This is because the search service does not clear illegal characters before it sends the dataset back at you.

2. The query timeout is hardcoded in the search service code to 10 seconds (!), i know 10 seconds is a long time, yet a complicated search may take longer than that and the user, well, she just wants to get some results..

It was observed that queries which involves dates or custom sorting often yielded a timeout due to this limitation.

To overcome these issues MS recommends to write your own service, to which i can only say, gotcha! but fear not, below you will find all kind of goodies that will make this task easier.

First you may register your webservice inside sharepoint or you may run it on a separate  website along your SharePoint installation, i run it on the side and it works.
○ ○ ○ ○ ○ ○ ○
» Work instructions:
- A) Transcribe part of the passage about the SharePoint search service, beginning at the words "It was observed" and stopping after the words "and it works.".
- B) Go on with the passage about writing your own SharePoint search service, picking up after its last sentence.

» Data section:
○ ○ ○ ○ ○ ○ ○
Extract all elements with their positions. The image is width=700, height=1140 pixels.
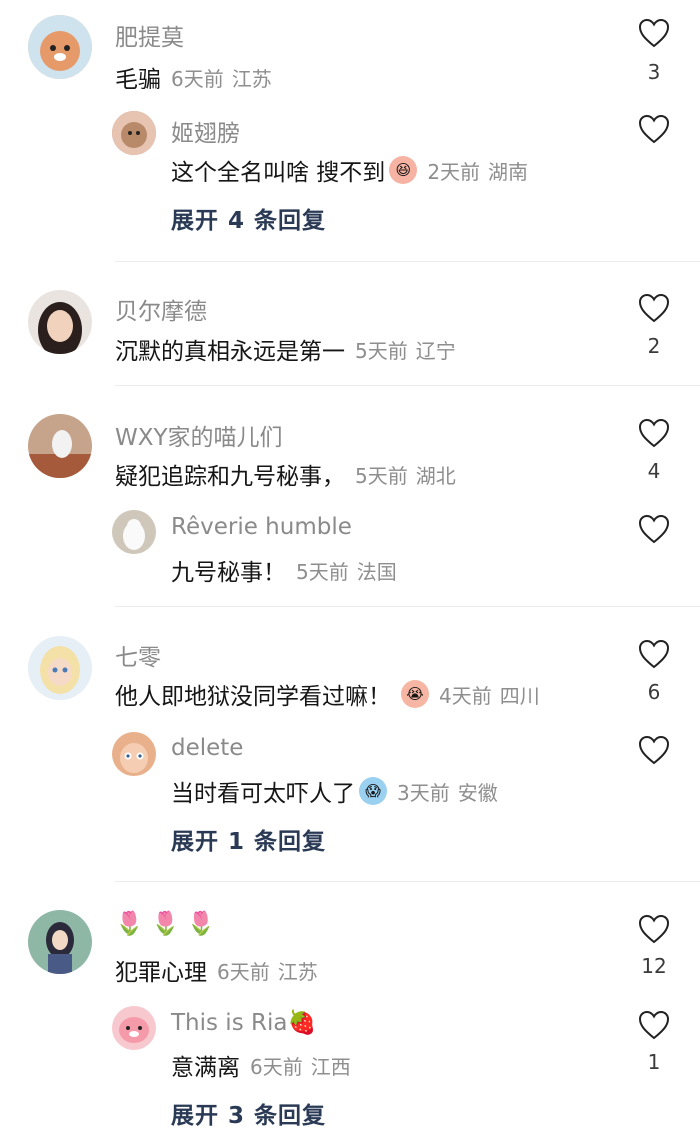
○ ○ ○ ○ ○ ○ ○
» Exercise results:
- A)
It was observed that queries which involves dates or custom sorting often yielded a timeout due to this limitation.

To overcome these issues MS recommends to write your own service, to which i can only say, gotcha! but fear not, below you will find all kind of goodies that will make this task easier.

First you may register your webservice inside sharepoint or you may run it on a separate  website along your SharePoint installation, i run it on the side and it works.

- B)
One thing, when you access the search from a different website is the shared scope, its easy but not well documented. you have to create the scopes, then make them shared, and the place to do it is in this url :  http://<serveradmin>/ssp/admin/_layouts/viewscopes.aspx?mode=ssp

After copy as shared remember to change the name of the scope.

Paste this code into your web service and implement a simple ValueHelper<T> class (cant give you that)

[WebService()]
public class MySearch
{
    [WebMethod]
    public DataSet QueryEx(string xmlPacket)
    {
        XDocument xdoc = XDocument.Parse(xmlPacket);
        var q = from x in xdoc.Descendants()
                select new SearchQuery()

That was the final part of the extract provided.